Australian consumers tighten their collective belt (Part 2)

Twelve interest rate increases to the RBA’s official cash rate to 4.10 per cent (as at 6 June 23), in combination with a large portion of fixed mortgages transferring to a variable rate, has impacted Australian consumers and we’ve seen several discretionary retailers use the “confession season” to downgrade their profit expectations.

Below, I highlight seven retailers which have seen an average share price decline of 26 per cent share for the calendar year to date (YTD).

Adairs (ASX:ADH, share price -39 per cent YTD), a retailer of manchester and homewares stated that the impact of rising interest rates and high cost of living had created a more subdued trading environment since April 2023, with lower traffic observed both in stores and online. For the 22 weeks to the end of May 2023, the Group’s sales declined 7 per cent, and expected Group Earnings before Interest and Tax (EBIT) has been cut by 15 per cent for the year to June 2023 from a midpoint of $75 million to $63.5million.

____________________

• Work to complete
- a) Decide whether each statement agrees with the passage on Australian retailers, answering yes or no and quoting the deciding words: (i) The RBA's official cash rate stood at 4.10 per cent as at 6 June 23. (ii) Adairs' Group sales rose 7 per cent for the 22 weeks to the end of May 2023. (iii) Adairs' expected Group EBIT was cut from a midpoint of $75 million to $63.5 million.
- b) In the records, transcribe the stretch from the line containing "y-tick-label: 70 [17, 37, 41, 59]" through the line containing "series-line-mc2 [83, 52, 475, 145]", including both of those lines.
The text above has no connection to the records that follow.

____________________

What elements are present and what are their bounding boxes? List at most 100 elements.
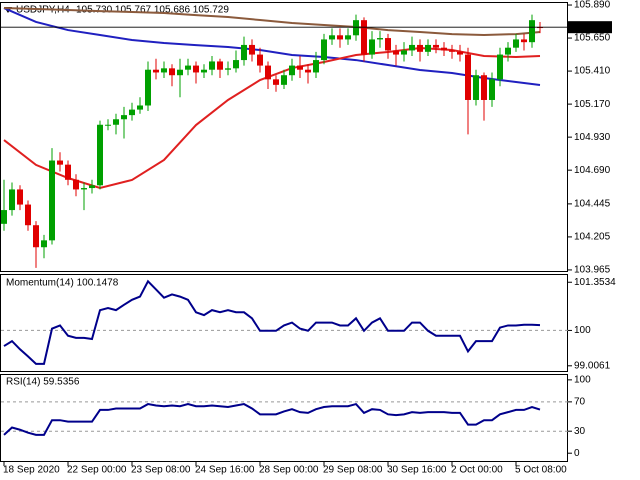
candle-body bbox=[409, 44, 415, 51]
x-tick-label: 22 Sep 00:00 bbox=[67, 465, 127, 476]
x-tick-label: 18 Sep 2020 bbox=[3, 465, 60, 476]
candle-body bbox=[305, 69, 311, 73]
candle-body bbox=[73, 179, 79, 190]
candle-body bbox=[161, 68, 167, 73]
candle-body bbox=[417, 44, 423, 52]
moving-average bbox=[3, 7, 541, 86]
y-tick-label: 103.965 bbox=[574, 265, 611, 276]
candle-body bbox=[265, 65, 271, 80]
candle-body bbox=[217, 61, 223, 70]
candle-body bbox=[481, 75, 487, 100]
x-tick-label: 5 Oct 08:00 bbox=[515, 465, 567, 476]
indicator-line bbox=[3, 279, 541, 365]
candle-body bbox=[473, 75, 479, 100]
x-tick-label: 30 Sep 16:00 bbox=[387, 465, 447, 476]
candle-body bbox=[97, 124, 103, 186]
candle-body bbox=[289, 65, 295, 76]
candle-body bbox=[297, 65, 303, 70]
candle-body bbox=[529, 20, 535, 43]
candle-body bbox=[177, 69, 183, 76]
y-tick-label: 104.930 bbox=[574, 132, 611, 143]
indicator-line bbox=[3, 402, 541, 436]
y-tick-label: 100 bbox=[574, 375, 591, 386]
candle-body bbox=[153, 69, 159, 73]
y-tick-label: 104.205 bbox=[574, 232, 611, 243]
main-frame bbox=[0, 2, 568, 272]
candle-body bbox=[41, 240, 47, 248]
y-tick-label: 100 bbox=[574, 325, 591, 336]
candle-body bbox=[169, 68, 175, 76]
rsi-frame bbox=[0, 374, 568, 462]
candle-body bbox=[369, 39, 375, 55]
candle-body bbox=[505, 47, 511, 55]
x-tick-label: 28 Sep 00:00 bbox=[259, 465, 319, 476]
y-tick-label: 101.3534 bbox=[574, 277, 616, 288]
candle-body bbox=[441, 47, 447, 51]
candle-body bbox=[321, 39, 327, 61]
candle-body bbox=[401, 50, 407, 55]
candle-body bbox=[201, 69, 207, 73]
panel-title: RSI(14) 59.5356 bbox=[6, 377, 80, 388]
candle-body bbox=[137, 105, 143, 110]
candle-body bbox=[497, 54, 503, 80]
candle-body bbox=[105, 124, 111, 126]
candle-body bbox=[129, 109, 135, 116]
candle-body bbox=[377, 38, 383, 40]
x-tick-label: 23 Sep 08:00 bbox=[131, 465, 191, 476]
moving-average bbox=[3, 7, 541, 37]
candle-body bbox=[457, 51, 463, 55]
y-tick-label: 0 bbox=[574, 448, 580, 459]
candle-body bbox=[345, 35, 351, 40]
candle-body bbox=[329, 35, 335, 40]
candle-body bbox=[17, 189, 23, 205]
candle-body bbox=[465, 54, 471, 100]
candle-body bbox=[89, 185, 95, 189]
candle-body bbox=[425, 44, 431, 52]
y-tick-label: 104.445 bbox=[574, 199, 611, 210]
x-tick-label: 29 Sep 08:00 bbox=[323, 465, 383, 476]
y-tick-label: 70 bbox=[574, 397, 586, 408]
moving-average bbox=[3, 46, 541, 189]
candle-body bbox=[185, 65, 191, 70]
candle-body bbox=[81, 188, 87, 190]
candle-body bbox=[145, 69, 151, 106]
candle-body bbox=[281, 75, 287, 85]
candle-body bbox=[25, 204, 31, 226]
candle-body bbox=[65, 164, 71, 180]
candle-body bbox=[257, 54, 263, 66]
candle-body bbox=[49, 160, 55, 241]
candle-body bbox=[233, 60, 239, 69]
candle-body bbox=[449, 50, 455, 52]
candle-body bbox=[489, 79, 495, 100]
y-tick-label: 104.690 bbox=[574, 165, 611, 176]
candle-body bbox=[249, 44, 255, 55]
y-tick-label: 30 bbox=[574, 426, 586, 437]
y-tick-label: 105.650 bbox=[574, 33, 611, 44]
x-tick-label: 2 Oct 00:00 bbox=[451, 465, 503, 476]
x-tick-label: 24 Sep 16:00 bbox=[195, 465, 255, 476]
panel-title: Momentum(14) 100.1478 bbox=[6, 278, 119, 289]
y-tick-label: 99.0061 bbox=[574, 360, 611, 371]
candle-body bbox=[521, 39, 527, 43]
candle-body bbox=[513, 39, 519, 48]
last-price-box bbox=[568, 21, 612, 34]
candle-body bbox=[353, 20, 359, 36]
candle-body bbox=[313, 60, 319, 73]
candle-body bbox=[193, 65, 199, 73]
candle-body bbox=[209, 61, 215, 70]
candle-body bbox=[113, 119, 119, 125]
candle-body bbox=[361, 20, 367, 55]
candle-body bbox=[57, 160, 63, 165]
candle-body bbox=[225, 68, 231, 70]
y-tick-label: 105.890 bbox=[574, 0, 611, 11]
candle-body bbox=[9, 189, 15, 211]
candle-body bbox=[337, 35, 343, 40]
candle-body bbox=[241, 44, 247, 61]
candle-body bbox=[1, 210, 7, 224]
candle-body bbox=[433, 44, 439, 48]
candle-body bbox=[273, 79, 279, 85]
candle-body bbox=[121, 115, 127, 120]
last-price-label: 105.729 bbox=[572, 22, 609, 33]
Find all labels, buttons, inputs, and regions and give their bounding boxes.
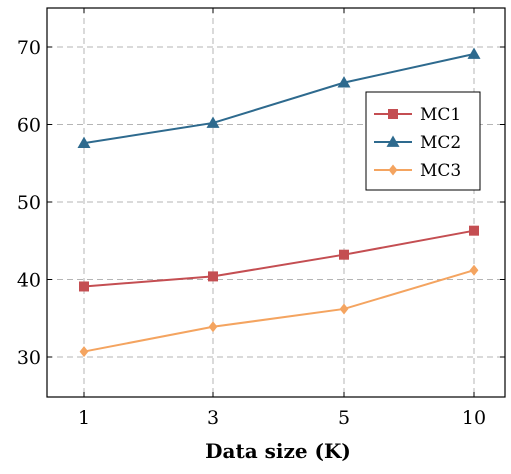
y-tick-label: 70 [17, 37, 41, 59]
plot-frame [46, 7, 506, 398]
series-mc3 [79, 264, 479, 358]
data-point-mc3 [339, 303, 349, 315]
y-tick-label: 30 [17, 347, 41, 369]
legend-item-mc3: MC3 [374, 161, 461, 181]
x-tick-label: 5 [338, 407, 350, 429]
x-tick-label: 10 [462, 407, 486, 429]
legend: MC1 MC2 MC3 [365, 91, 481, 191]
data-point-mc3 [208, 321, 218, 333]
data-point-mc2 [206, 116, 220, 128]
series-line-mc3 [83, 269, 475, 353]
data-point-mc1 [79, 281, 89, 292]
legend-label-mc3: MC3 [420, 161, 461, 181]
series-mc1 [79, 225, 479, 292]
legend-item-mc2: MC2 [374, 133, 461, 153]
y-tick-label: 60 [17, 115, 41, 137]
data-point-mc2 [337, 76, 351, 88]
series-line-mc1 [83, 229, 475, 288]
data-point-mc3 [469, 264, 479, 276]
y-tick-label: 50 [17, 192, 41, 214]
data-point-mc2 [77, 136, 91, 148]
legend-label-mc1: MC1 [420, 105, 461, 125]
series-layer [77, 47, 481, 358]
data-point-mc3 [79, 346, 89, 358]
legend-label-mc2: MC2 [420, 133, 461, 153]
grid-layer [47, 8, 505, 397]
data-point-mc2 [467, 47, 481, 59]
data-point-mc1 [208, 271, 218, 282]
series-mc2 [77, 47, 481, 148]
data-point-mc1 [339, 249, 349, 260]
axes-layer: 30 40 50 60 70 1 3 5 10 [17, 8, 505, 429]
legend-marker-mc3 [388, 164, 398, 176]
legend-marker-mc2 [386, 135, 400, 147]
legend-marker-mc1 [388, 109, 398, 119]
legend-item-mc1: MC1 [374, 105, 461, 125]
y-tick-label: 40 [17, 270, 41, 292]
x-tick-label: 1 [78, 407, 90, 429]
x-tick-label: 3 [207, 407, 219, 429]
x-axis-title: Data size (K) [205, 439, 351, 463]
data-point-mc1 [469, 225, 479, 236]
series-line-mc2 [83, 52, 475, 145]
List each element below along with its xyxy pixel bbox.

____________________

• Responses in order
- a)
(i) Yes: "Twelve interest rate increases to the RBA’s official cash rate to 4.10 per cent (as at 6 June 23)"
(ii) No: "the Group’s sales declined 7 per cent"
(iii) Yes: "from a midpoint of $75 million to $63.5million"

- b)
y-tick-label: 70 [17, 37, 41, 59]
plot-frame [46, 7, 506, 398]
series-mc3 [79, 264, 479, 358]
data-point-mc3 [339, 303, 349, 315]
y-tick-label: 30 [17, 347, 41, 369]
legend-item-mc3: MC3 [374, 161, 461, 181]
x-tick-label: 5 [338, 407, 350, 429]
x-tick-label: 10 [462, 407, 486, 429]
legend: MC1 MC2 MC3 [365, 91, 481, 191]
data-point-mc3 [208, 321, 218, 333]
data-point-mc2 [206, 116, 220, 128]
series-line-mc3 [83, 269, 475, 353]
data-point-mc1 [79, 281, 89, 292]
legend-label-mc3: MC3 [420, 161, 461, 181]
series-mc1 [79, 225, 479, 292]
legend-item-mc2: MC2 [374, 133, 461, 153]
y-tick-label: 60 [17, 115, 41, 137]
data-point-mc2 [337, 76, 351, 88]
series-line-mc1 [83, 229, 475, 288]
data-point-mc3 [469, 264, 479, 276]
y-tick-label: 50 [17, 192, 41, 214]
data-point-mc2 [77, 136, 91, 148]
legend-label-mc1: MC1 [420, 105, 461, 125]
series-layer [77, 47, 481, 358]
data-point-mc3 [79, 346, 89, 358]
legend-label-mc2: MC2 [420, 133, 461, 153]
grid-layer [47, 8, 505, 397]
data-point-mc2 [467, 47, 481, 59]
data-point-mc1 [208, 271, 218, 282]
series-mc2 [77, 47, 481, 148]
data-point-mc1 [339, 249, 349, 260]
axes-layer: 30 40 50 60 70 1 3 5 10 [17, 8, 505, 429]
legend-marker-mc3 [388, 164, 398, 176]
legend-marker-mc2 [386, 135, 400, 147]
legend-marker-mc1 [388, 109, 398, 119]
legend-item-mc1: MC1 [374, 105, 461, 125]
y-tick-label: 40 [17, 270, 41, 292]
x-tick-label: 1 [78, 407, 90, 429]
x-tick-label: 3 [207, 407, 219, 429]
x-axis-title: Data size (K) [205, 439, 351, 463]
data-point-mc1 [469, 225, 479, 236]
series-line-mc2 [83, 52, 475, 145]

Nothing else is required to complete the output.